Exercise description = From the listing below, extract each line containing the string "subtitle".
= = = =
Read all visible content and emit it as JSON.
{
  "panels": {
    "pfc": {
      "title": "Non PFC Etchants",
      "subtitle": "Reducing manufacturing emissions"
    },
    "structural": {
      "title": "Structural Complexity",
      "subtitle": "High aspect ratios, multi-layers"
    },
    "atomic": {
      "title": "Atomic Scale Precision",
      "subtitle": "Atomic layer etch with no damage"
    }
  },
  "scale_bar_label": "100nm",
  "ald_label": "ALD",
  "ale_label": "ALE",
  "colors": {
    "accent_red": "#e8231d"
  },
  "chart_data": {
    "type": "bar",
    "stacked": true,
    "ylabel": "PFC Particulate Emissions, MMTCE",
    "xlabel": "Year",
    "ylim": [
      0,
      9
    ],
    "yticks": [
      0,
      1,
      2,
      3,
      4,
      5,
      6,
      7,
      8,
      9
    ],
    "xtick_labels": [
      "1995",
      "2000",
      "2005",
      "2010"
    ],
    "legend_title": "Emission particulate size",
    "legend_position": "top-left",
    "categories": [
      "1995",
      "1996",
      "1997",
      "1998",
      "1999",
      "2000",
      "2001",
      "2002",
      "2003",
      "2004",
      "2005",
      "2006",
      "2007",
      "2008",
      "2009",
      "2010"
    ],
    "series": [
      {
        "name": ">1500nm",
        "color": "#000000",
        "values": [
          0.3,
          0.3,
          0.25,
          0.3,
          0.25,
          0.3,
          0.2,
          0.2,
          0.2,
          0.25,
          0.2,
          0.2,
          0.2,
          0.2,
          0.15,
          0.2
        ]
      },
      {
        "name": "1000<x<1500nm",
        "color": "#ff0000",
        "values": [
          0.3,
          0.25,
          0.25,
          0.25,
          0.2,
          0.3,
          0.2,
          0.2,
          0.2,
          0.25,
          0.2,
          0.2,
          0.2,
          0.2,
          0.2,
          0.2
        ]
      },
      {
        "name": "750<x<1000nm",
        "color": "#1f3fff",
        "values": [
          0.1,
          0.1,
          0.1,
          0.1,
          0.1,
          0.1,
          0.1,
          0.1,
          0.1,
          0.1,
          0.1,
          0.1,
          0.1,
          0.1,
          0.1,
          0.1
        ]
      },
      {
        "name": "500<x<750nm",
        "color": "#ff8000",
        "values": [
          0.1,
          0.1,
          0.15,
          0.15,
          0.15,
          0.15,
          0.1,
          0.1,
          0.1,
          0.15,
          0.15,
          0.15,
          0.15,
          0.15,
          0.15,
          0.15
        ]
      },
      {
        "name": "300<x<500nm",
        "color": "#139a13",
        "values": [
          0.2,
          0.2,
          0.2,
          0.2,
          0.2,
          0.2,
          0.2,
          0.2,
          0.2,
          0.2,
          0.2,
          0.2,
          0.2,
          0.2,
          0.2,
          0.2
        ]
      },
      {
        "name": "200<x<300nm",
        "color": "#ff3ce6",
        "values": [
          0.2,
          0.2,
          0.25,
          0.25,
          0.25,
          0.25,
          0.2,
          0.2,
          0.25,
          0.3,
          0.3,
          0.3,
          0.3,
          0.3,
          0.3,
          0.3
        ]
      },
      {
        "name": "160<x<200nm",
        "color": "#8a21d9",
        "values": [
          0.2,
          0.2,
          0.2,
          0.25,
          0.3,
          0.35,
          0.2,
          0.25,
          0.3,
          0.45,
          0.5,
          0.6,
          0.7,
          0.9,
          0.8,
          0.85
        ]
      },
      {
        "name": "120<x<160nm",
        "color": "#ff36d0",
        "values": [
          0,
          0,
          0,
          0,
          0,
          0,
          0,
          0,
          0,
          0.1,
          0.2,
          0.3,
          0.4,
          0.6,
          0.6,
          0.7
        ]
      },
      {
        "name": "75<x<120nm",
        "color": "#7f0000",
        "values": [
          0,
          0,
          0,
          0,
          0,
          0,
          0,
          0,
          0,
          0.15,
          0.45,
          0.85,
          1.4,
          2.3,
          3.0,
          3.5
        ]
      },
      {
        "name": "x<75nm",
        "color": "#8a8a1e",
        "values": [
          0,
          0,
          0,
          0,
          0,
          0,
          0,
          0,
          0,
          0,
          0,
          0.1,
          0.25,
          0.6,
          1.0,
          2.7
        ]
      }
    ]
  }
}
= = = =
Output for this task =
      "subtitle": "Reducing manufacturing emissions"
      "subtitle": "High aspect ratios, multi-layers"
      "subtitle": "Atomic layer etch with no damage"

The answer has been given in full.